---------- MATERIAL FOR THIS EXERCISE
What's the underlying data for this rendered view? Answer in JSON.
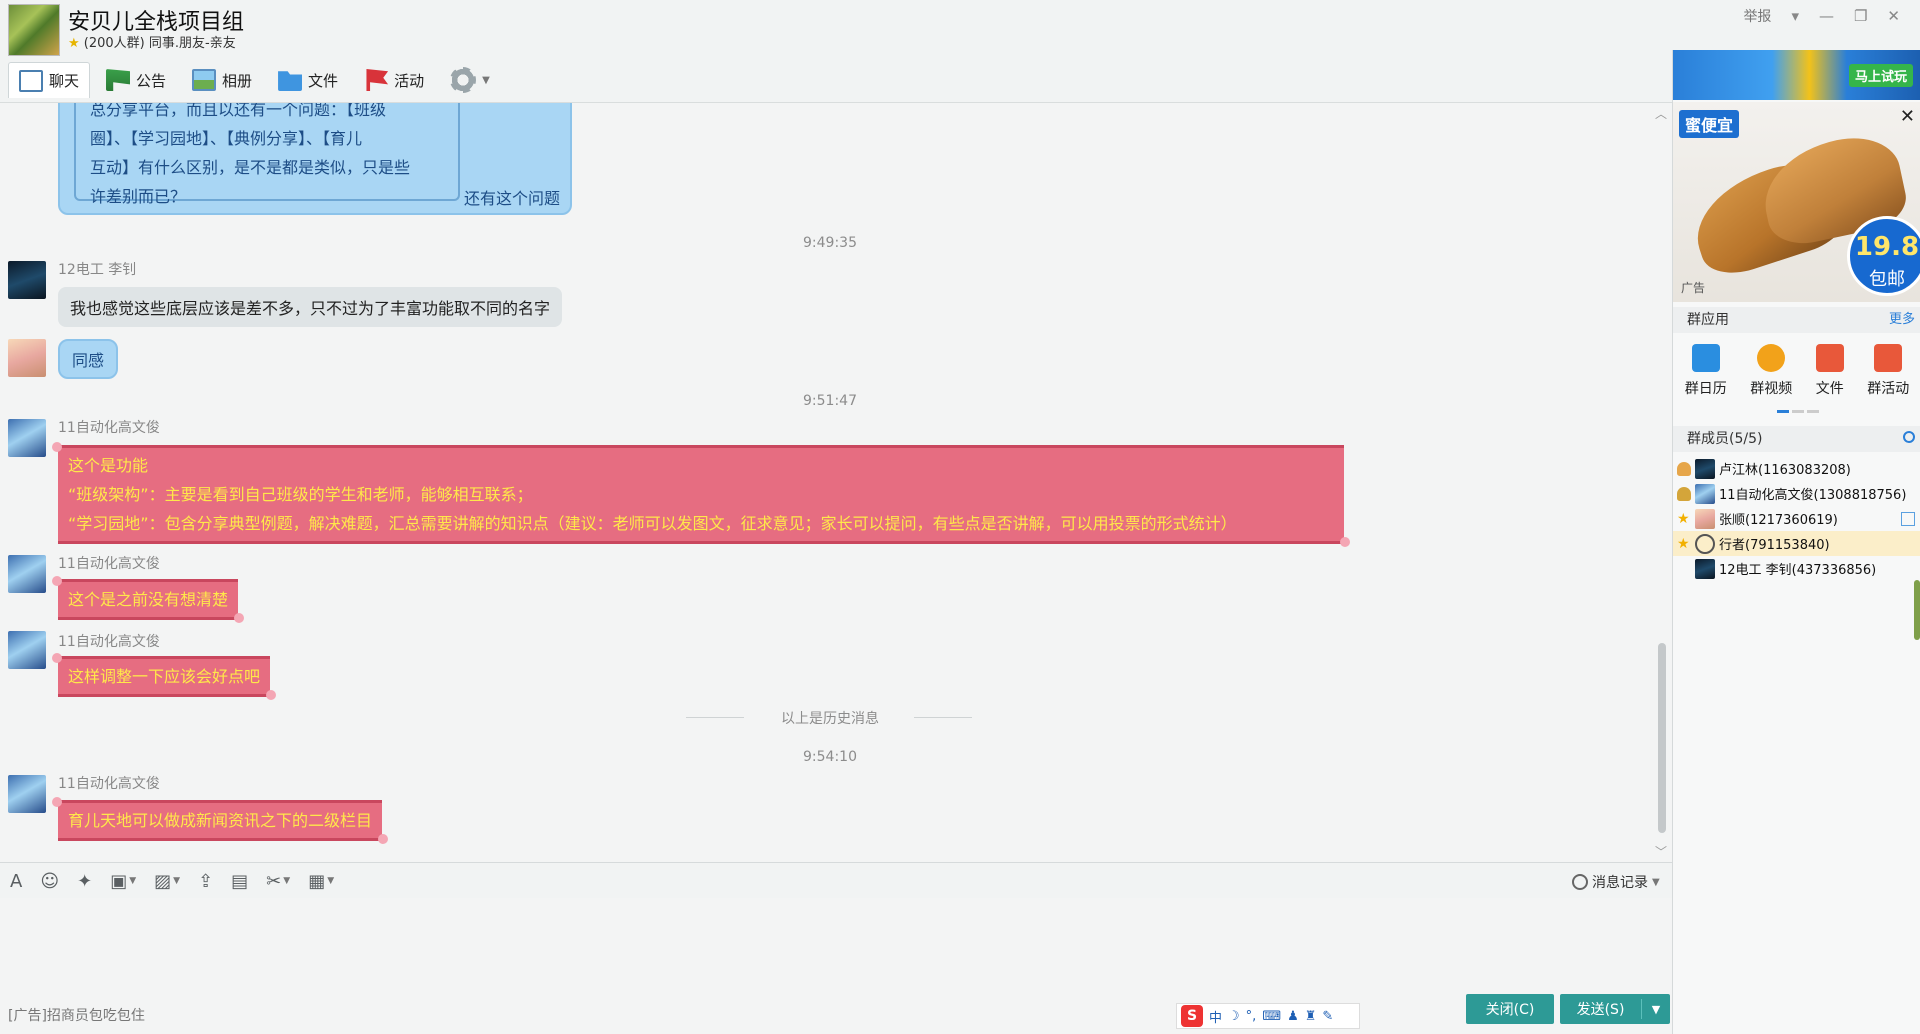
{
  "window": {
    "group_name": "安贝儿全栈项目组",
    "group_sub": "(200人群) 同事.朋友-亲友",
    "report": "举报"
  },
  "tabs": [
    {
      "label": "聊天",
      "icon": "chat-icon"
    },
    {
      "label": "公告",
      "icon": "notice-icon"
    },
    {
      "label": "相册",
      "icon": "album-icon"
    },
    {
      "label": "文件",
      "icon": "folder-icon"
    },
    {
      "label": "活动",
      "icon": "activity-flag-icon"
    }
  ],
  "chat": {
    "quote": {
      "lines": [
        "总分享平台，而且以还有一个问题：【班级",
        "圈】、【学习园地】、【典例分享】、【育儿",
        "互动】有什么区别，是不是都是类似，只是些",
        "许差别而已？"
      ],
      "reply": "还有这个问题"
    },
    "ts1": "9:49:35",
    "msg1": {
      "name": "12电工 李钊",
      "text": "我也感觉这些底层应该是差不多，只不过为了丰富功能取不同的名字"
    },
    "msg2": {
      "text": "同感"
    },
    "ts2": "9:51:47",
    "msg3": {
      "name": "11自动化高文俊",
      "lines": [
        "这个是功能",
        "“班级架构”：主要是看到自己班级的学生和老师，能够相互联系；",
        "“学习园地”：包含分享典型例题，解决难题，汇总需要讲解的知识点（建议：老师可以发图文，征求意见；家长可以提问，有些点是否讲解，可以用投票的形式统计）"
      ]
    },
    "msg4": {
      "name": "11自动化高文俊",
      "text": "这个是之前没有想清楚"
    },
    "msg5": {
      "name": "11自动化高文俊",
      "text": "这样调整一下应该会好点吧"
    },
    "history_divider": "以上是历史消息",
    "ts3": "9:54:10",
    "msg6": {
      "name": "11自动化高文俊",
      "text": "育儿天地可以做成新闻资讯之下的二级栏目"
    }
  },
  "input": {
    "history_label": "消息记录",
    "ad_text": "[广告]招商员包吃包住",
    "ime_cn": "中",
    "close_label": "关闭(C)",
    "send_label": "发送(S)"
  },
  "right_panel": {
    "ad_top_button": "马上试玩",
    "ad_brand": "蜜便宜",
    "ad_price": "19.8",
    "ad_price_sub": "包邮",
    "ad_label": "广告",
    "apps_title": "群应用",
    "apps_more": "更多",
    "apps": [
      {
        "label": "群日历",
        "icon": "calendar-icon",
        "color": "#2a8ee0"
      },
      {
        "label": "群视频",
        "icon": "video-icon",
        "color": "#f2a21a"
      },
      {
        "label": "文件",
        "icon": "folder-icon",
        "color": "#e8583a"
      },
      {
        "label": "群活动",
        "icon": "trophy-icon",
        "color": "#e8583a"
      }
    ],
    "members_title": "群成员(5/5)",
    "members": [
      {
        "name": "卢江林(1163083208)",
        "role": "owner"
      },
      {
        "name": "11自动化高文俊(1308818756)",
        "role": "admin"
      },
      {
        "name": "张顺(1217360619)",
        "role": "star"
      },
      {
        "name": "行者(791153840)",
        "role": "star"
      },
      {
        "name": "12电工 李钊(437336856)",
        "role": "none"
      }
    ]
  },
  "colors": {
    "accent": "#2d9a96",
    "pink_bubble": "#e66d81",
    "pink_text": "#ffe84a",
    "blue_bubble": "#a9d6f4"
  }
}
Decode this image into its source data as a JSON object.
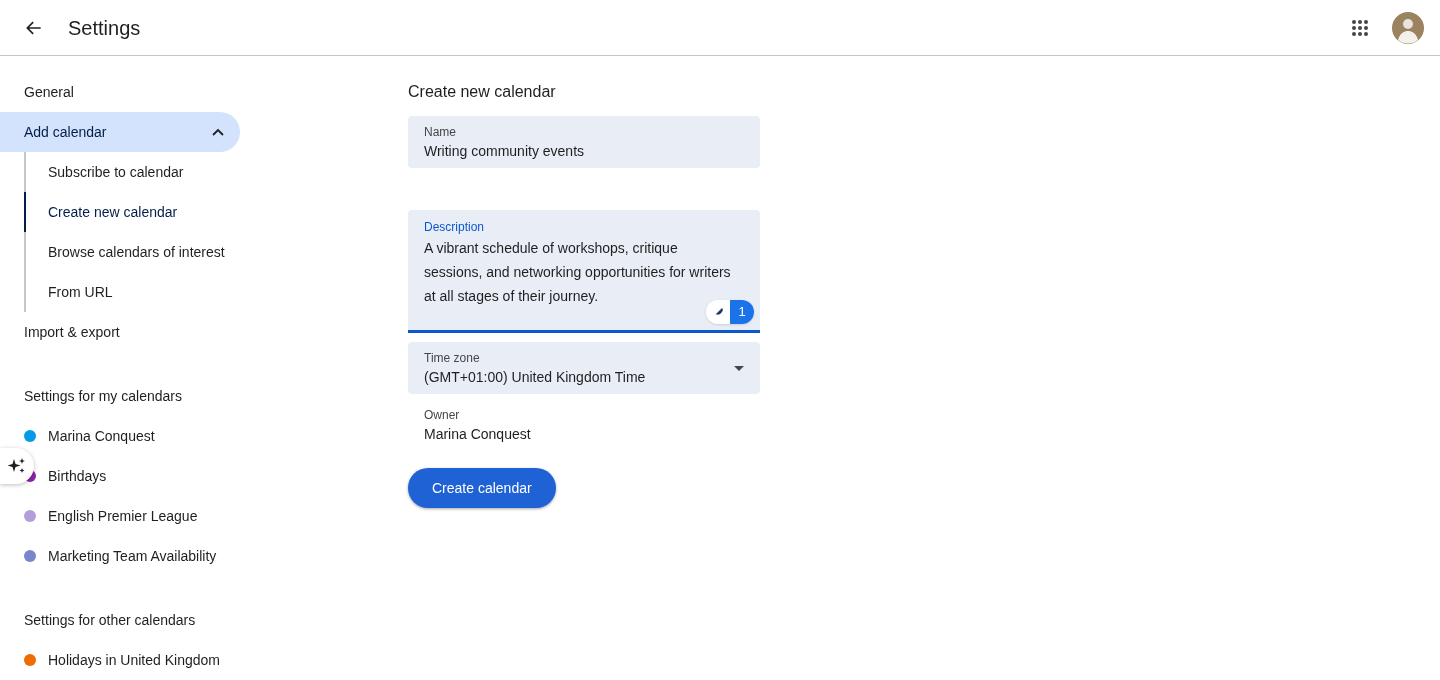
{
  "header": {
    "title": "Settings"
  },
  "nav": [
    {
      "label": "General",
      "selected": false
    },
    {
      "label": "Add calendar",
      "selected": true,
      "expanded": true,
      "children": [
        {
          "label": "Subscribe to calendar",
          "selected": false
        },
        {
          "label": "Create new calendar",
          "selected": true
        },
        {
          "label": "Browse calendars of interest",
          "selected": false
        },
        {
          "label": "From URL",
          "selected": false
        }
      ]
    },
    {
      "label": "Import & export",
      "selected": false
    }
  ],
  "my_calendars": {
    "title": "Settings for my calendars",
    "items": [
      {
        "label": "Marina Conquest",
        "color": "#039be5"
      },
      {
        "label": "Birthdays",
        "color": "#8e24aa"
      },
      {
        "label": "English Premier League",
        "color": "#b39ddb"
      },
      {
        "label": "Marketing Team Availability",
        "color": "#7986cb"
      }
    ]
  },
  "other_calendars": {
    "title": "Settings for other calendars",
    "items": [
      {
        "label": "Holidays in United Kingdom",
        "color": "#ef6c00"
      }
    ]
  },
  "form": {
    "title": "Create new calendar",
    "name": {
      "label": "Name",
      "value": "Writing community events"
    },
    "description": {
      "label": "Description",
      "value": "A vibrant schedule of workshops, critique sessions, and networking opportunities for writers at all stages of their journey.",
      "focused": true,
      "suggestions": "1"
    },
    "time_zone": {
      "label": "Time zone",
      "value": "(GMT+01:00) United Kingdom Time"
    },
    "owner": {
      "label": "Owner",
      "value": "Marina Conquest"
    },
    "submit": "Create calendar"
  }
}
--------------------
**TASK TO COMPLETE**
In the entries above, some lines may contain the string "data"; report how many, without additional comment.

**TASK RESULT**
2